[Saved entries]
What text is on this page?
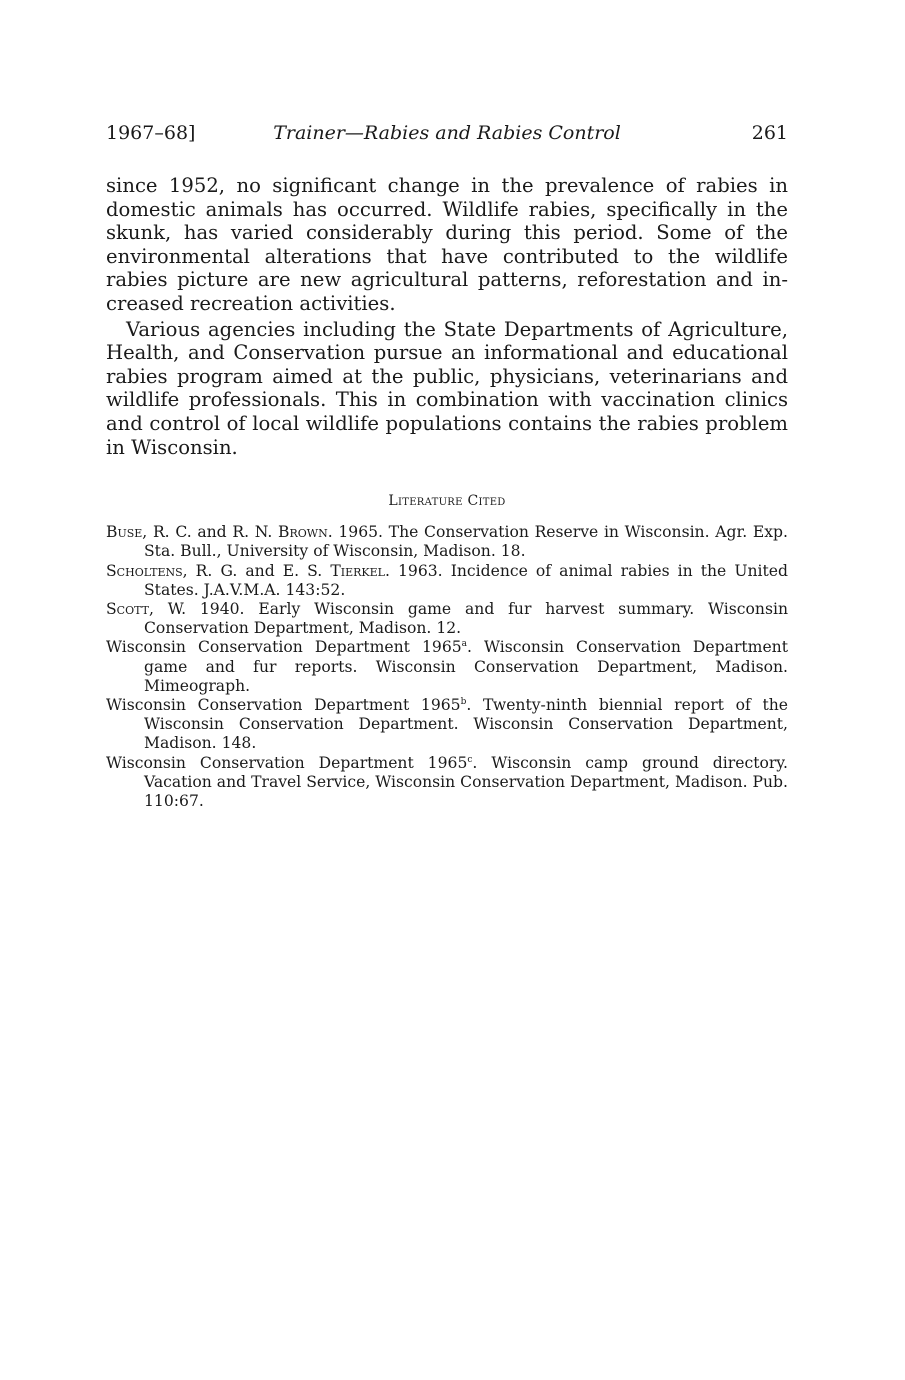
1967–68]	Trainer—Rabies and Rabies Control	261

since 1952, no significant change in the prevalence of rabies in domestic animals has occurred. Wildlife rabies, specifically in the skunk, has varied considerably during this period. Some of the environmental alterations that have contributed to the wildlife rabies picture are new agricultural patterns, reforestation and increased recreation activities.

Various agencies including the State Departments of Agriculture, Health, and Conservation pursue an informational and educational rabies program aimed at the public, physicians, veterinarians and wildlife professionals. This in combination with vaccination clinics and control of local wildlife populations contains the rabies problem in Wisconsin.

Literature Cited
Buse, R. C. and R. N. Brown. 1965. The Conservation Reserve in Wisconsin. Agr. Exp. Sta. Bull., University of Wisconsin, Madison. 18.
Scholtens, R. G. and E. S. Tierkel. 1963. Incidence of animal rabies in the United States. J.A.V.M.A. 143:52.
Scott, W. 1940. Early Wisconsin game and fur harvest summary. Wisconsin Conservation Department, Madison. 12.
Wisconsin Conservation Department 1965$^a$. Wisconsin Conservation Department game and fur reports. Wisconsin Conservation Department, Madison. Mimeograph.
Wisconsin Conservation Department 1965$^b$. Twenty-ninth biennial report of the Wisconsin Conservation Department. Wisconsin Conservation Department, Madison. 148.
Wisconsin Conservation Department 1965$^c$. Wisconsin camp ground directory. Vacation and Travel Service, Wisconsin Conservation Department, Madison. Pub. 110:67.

==

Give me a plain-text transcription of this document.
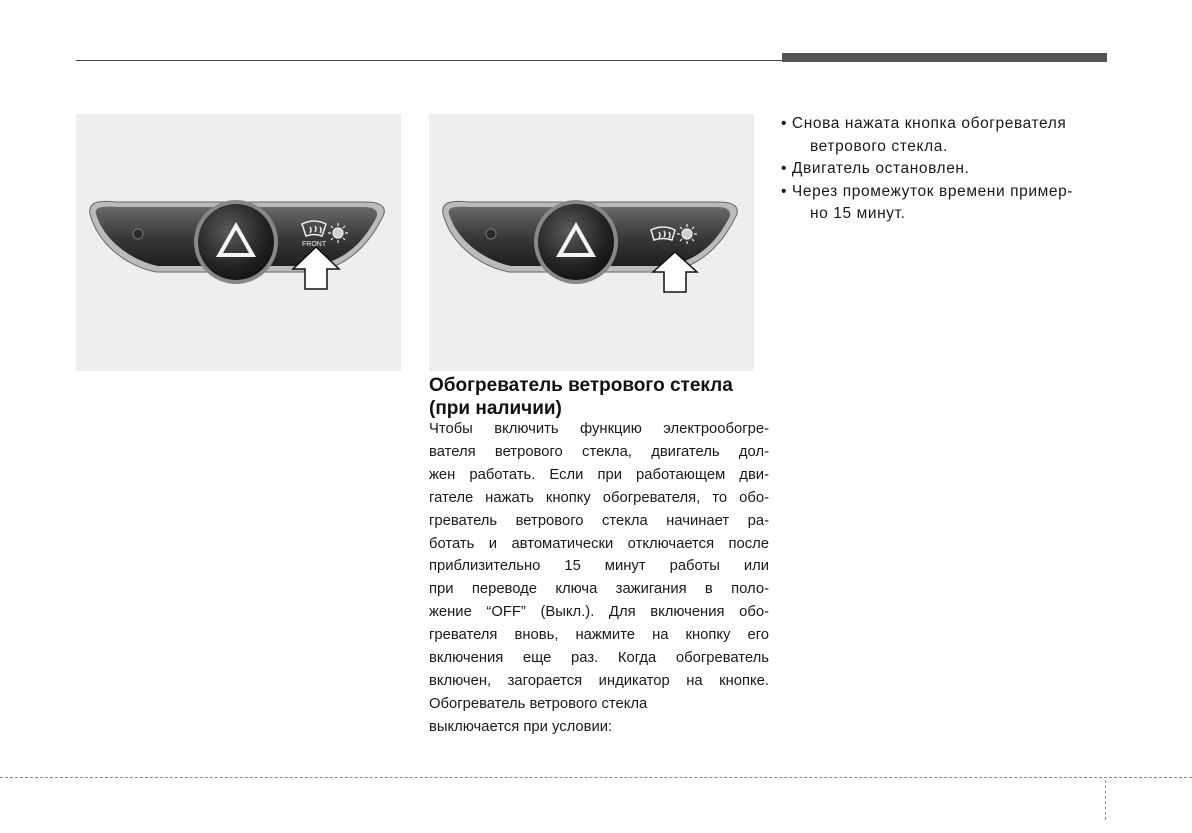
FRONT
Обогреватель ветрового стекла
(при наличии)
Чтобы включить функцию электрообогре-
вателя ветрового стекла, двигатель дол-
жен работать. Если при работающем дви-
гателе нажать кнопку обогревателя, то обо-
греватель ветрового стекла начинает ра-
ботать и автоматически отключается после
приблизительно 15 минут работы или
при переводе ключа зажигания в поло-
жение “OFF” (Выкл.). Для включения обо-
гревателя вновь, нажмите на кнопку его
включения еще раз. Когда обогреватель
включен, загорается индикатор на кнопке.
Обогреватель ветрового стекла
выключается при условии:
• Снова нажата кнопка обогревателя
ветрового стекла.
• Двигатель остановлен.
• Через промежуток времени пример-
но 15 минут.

WHAT YOU WILL DO — Identify and copy all lines with the word "обогревателя".

FINISHED ANSWER —
гателе нажать кнопку обогревателя, то обо-
• Снова нажата кнопка обогревателя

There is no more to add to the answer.